▶ _What is expected_
The records that follow must be repeated verbatim, every one of them.

▶ _Supplied records_
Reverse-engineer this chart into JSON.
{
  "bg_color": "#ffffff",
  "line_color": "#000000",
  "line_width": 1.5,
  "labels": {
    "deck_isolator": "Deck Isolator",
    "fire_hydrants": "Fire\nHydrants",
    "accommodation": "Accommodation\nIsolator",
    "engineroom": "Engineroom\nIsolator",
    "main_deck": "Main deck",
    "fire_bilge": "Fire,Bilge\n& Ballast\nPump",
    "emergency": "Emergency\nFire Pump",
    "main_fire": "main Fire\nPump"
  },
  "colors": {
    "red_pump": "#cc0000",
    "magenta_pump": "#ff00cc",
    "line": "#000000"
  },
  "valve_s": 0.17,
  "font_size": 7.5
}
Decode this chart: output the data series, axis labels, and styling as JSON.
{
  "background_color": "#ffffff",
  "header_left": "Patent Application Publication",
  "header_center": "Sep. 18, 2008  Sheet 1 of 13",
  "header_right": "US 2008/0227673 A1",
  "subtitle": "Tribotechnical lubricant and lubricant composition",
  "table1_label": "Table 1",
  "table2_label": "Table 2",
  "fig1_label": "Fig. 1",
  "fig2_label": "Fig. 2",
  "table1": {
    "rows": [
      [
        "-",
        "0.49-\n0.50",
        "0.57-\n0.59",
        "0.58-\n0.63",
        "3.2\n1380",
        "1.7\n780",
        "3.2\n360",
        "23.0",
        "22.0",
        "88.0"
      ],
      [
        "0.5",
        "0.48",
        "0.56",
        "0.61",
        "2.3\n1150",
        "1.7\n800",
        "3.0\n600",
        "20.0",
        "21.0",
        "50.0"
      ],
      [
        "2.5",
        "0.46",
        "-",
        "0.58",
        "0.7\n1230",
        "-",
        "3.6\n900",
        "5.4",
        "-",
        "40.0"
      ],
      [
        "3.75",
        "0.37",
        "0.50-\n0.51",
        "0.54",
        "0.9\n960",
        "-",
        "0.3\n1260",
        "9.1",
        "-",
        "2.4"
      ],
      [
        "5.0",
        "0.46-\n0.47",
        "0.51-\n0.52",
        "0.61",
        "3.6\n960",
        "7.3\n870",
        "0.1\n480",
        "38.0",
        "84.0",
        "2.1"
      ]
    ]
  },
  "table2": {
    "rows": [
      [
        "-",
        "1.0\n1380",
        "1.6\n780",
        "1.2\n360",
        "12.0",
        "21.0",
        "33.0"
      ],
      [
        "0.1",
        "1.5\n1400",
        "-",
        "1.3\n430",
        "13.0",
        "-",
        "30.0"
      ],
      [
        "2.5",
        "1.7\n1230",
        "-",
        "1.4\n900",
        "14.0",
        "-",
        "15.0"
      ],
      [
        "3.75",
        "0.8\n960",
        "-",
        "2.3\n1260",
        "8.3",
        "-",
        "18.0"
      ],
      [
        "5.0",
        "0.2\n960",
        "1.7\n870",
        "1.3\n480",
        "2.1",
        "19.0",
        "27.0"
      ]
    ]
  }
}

▶ _Response_
Reverse-engineer this chart into JSON.
{
  "bg_color": "#ffffff",
  "line_color": "#000000",
  "line_width": 1.5,
  "labels": {
    "deck_isolator": "Deck Isolator",
    "fire_hydrants": "Fire\nHydrants",
    "accommodation": "Accommodation\nIsolator",
    "engineroom": "Engineroom\nIsolator",
    "main_deck": "Main deck",
    "fire_bilge": "Fire,Bilge\n& Ballast\nPump",
    "emergency": "Emergency\nFire Pump",
    "main_fire": "main Fire\nPump"
  },
  "colors": {
    "red_pump": "#cc0000",
    "magenta_pump": "#ff00cc",
    "line": "#000000"
  },
  "valve_s": 0.17,
  "font_size": 7.5
}
Decode this chart: output the data series, axis labels, and styling as JSON.
{
  "background_color": "#ffffff",
  "header_left": "Patent Application Publication",
  "header_center": "Sep. 18, 2008  Sheet 1 of 13",
  "header_right": "US 2008/0227673 A1",
  "subtitle": "Tribotechnical lubricant and lubricant composition",
  "table1_label": "Table 1",
  "table2_label": "Table 2",
  "fig1_label": "Fig. 1",
  "fig2_label": "Fig. 2",
  "table1": {
    "rows": [
      [
        "-",
        "0.49-\n0.50",
        "0.57-\n0.59",
        "0.58-\n0.63",
        "3.2\n1380",
        "1.7\n780",
        "3.2\n360",
        "23.0",
        "22.0",
        "88.0"
      ],
      [
        "0.5",
        "0.48",
        "0.56",
        "0.61",
        "2.3\n1150",
        "1.7\n800",
        "3.0\n600",
        "20.0",
        "21.0",
        "50.0"
      ],
      [
        "2.5",
        "0.46",
        "-",
        "0.58",
        "0.7\n1230",
        "-",
        "3.6\n900",
        "5.4",
        "-",
        "40.0"
      ],
      [
        "3.75",
        "0.37",
        "0.50-\n0.51",
        "0.54",
        "0.9\n960",
        "-",
        "0.3\n1260",
        "9.1",
        "-",
        "2.4"
      ],
      [
        "5.0",
        "0.46-\n0.47",
        "0.51-\n0.52",
        "0.61",
        "3.6\n960",
        "7.3\n870",
        "0.1\n480",
        "38.0",
        "84.0",
        "2.1"
      ]
    ]
  },
  "table2": {
    "rows": [
      [
        "-",
        "1.0\n1380",
        "1.6\n780",
        "1.2\n360",
        "12.0",
        "21.0",
        "33.0"
      ],
      [
        "0.1",
        "1.5\n1400",
        "-",
        "1.3\n430",
        "13.0",
        "-",
        "30.0"
      ],
      [
        "2.5",
        "1.7\n1230",
        "-",
        "1.4\n900",
        "14.0",
        "-",
        "15.0"
      ],
      [
        "3.75",
        "0.8\n960",
        "-",
        "2.3\n1260",
        "8.3",
        "-",
        "18.0"
      ],
      [
        "5.0",
        "0.2\n960",
        "1.7\n870",
        "1.3\n480",
        "2.1",
        "19.0",
        "27.0"
      ]
    ]
  }
}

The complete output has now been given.